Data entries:
<<<<
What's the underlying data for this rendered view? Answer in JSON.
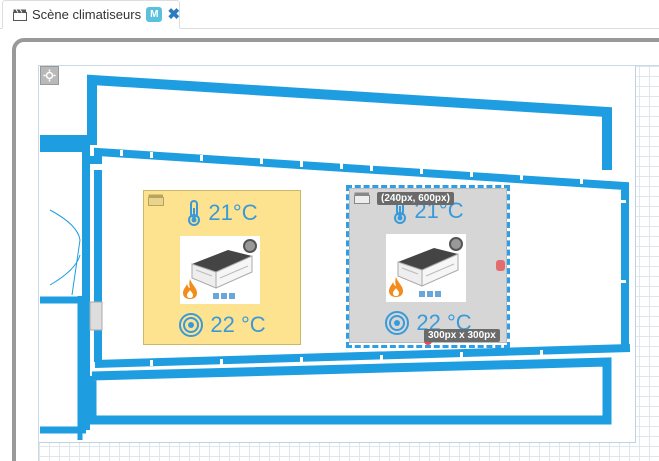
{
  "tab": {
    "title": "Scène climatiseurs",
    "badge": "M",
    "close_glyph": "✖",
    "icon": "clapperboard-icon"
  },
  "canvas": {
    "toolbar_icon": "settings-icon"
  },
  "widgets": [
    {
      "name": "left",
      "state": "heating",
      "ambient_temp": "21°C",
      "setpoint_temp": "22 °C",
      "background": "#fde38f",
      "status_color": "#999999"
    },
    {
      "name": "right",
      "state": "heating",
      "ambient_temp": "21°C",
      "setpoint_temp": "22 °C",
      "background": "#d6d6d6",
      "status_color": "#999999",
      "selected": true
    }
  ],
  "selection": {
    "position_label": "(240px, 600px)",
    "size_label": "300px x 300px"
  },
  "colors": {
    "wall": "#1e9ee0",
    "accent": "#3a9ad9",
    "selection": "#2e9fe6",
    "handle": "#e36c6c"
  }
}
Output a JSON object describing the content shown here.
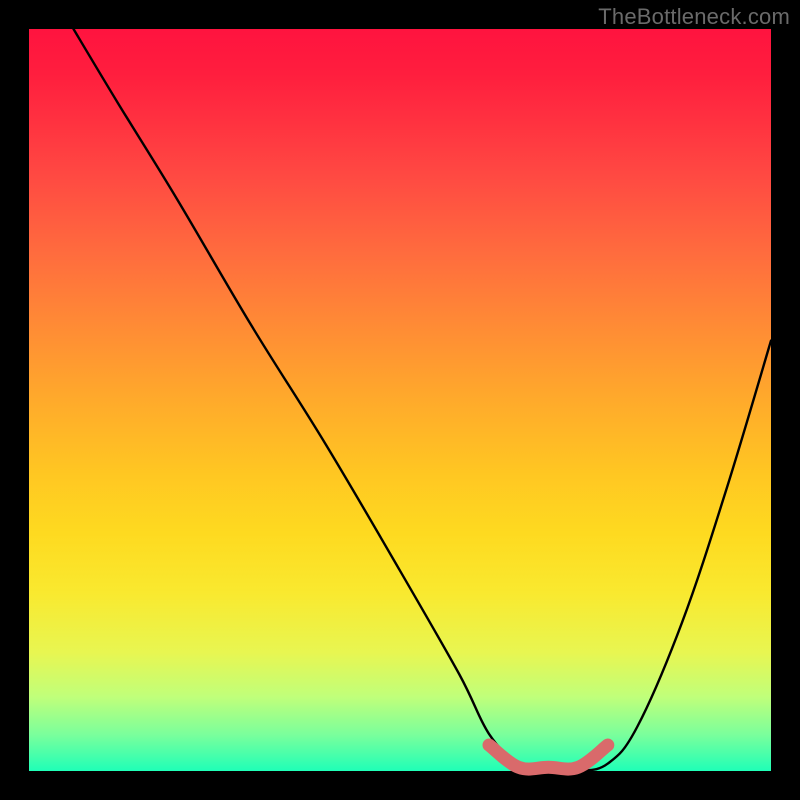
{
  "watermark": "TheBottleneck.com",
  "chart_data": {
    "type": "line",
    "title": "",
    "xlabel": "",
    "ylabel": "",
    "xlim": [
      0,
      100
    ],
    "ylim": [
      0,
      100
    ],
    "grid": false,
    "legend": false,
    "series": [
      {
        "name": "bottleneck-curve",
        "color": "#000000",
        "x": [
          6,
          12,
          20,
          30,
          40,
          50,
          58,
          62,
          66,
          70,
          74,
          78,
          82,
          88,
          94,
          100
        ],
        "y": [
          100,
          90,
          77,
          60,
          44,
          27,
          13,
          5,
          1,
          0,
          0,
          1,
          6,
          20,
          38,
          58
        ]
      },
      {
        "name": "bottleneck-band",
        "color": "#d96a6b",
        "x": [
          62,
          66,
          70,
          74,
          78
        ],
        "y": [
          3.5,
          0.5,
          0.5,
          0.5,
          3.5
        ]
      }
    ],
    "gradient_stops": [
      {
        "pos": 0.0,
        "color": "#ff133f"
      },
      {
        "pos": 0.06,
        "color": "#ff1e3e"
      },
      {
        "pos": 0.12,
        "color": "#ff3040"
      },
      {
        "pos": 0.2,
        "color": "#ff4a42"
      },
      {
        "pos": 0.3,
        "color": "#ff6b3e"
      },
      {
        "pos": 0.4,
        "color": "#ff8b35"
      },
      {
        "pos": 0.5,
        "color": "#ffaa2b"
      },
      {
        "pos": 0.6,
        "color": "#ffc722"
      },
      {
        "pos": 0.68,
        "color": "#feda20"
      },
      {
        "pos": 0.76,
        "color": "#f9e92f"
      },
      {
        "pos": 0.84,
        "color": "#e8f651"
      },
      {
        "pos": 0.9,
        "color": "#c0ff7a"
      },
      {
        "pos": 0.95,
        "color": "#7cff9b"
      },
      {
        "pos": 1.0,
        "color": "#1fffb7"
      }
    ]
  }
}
>>>>
TASK TO COMPLETE.
Repeat the records word for word. Any picture in them should be left out.

THE RESULT.
What's the underlying data for this rendered view? Answer in JSON.
{
  "tab": {
    "title": "Scène climatiseurs",
    "badge": "M",
    "close_glyph": "✖",
    "icon": "clapperboard-icon"
  },
  "canvas": {
    "toolbar_icon": "settings-icon"
  },
  "widgets": [
    {
      "name": "left",
      "state": "heating",
      "ambient_temp": "21°C",
      "setpoint_temp": "22 °C",
      "background": "#fde38f",
      "status_color": "#999999"
    },
    {
      "name": "right",
      "state": "heating",
      "ambient_temp": "21°C",
      "setpoint_temp": "22 °C",
      "background": "#d6d6d6",
      "status_color": "#999999",
      "selected": true
    }
  ],
  "selection": {
    "position_label": "(240px, 600px)",
    "size_label": "300px x 300px"
  },
  "colors": {
    "wall": "#1e9ee0",
    "accent": "#3a9ad9",
    "selection": "#2e9fe6",
    "handle": "#e36c6c"
  }
}
Output a JSON object describing the content shown here.
{
  "watermark": "TheBottleneck.com",
  "chart_data": {
    "type": "line",
    "title": "",
    "xlabel": "",
    "ylabel": "",
    "xlim": [
      0,
      100
    ],
    "ylim": [
      0,
      100
    ],
    "grid": false,
    "legend": false,
    "series": [
      {
        "name": "bottleneck-curve",
        "color": "#000000",
        "x": [
          6,
          12,
          20,
          30,
          40,
          50,
          58,
          62,
          66,
          70,
          74,
          78,
          82,
          88,
          94,
          100
        ],
        "y": [
          100,
          90,
          77,
          60,
          44,
          27,
          13,
          5,
          1,
          0,
          0,
          1,
          6,
          20,
          38,
          58
        ]
      },
      {
        "name": "bottleneck-band",
        "color": "#d96a6b",
        "x": [
          62,
          66,
          70,
          74,
          78
        ],
        "y": [
          3.5,
          0.5,
          0.5,
          0.5,
          3.5
        ]
      }
    ],
    "gradient_stops": [
      {
        "pos": 0.0,
        "color": "#ff133f"
      },
      {
        "pos": 0.06,
        "color": "#ff1e3e"
      },
      {
        "pos": 0.12,
        "color": "#ff3040"
      },
      {
        "pos": 0.2,
        "color": "#ff4a42"
      },
      {
        "pos": 0.3,
        "color": "#ff6b3e"
      },
      {
        "pos": 0.4,
        "color": "#ff8b35"
      },
      {
        "pos": 0.5,
        "color": "#ffaa2b"
      },
      {
        "pos": 0.6,
        "color": "#ffc722"
      },
      {
        "pos": 0.68,
        "color": "#feda20"
      },
      {
        "pos": 0.76,
        "color": "#f9e92f"
      },
      {
        "pos": 0.84,
        "color": "#e8f651"
      },
      {
        "pos": 0.9,
        "color": "#c0ff7a"
      },
      {
        "pos": 0.95,
        "color": "#7cff9b"
      },
      {
        "pos": 1.0,
        "color": "#1fffb7"
      }
    ]
  }
}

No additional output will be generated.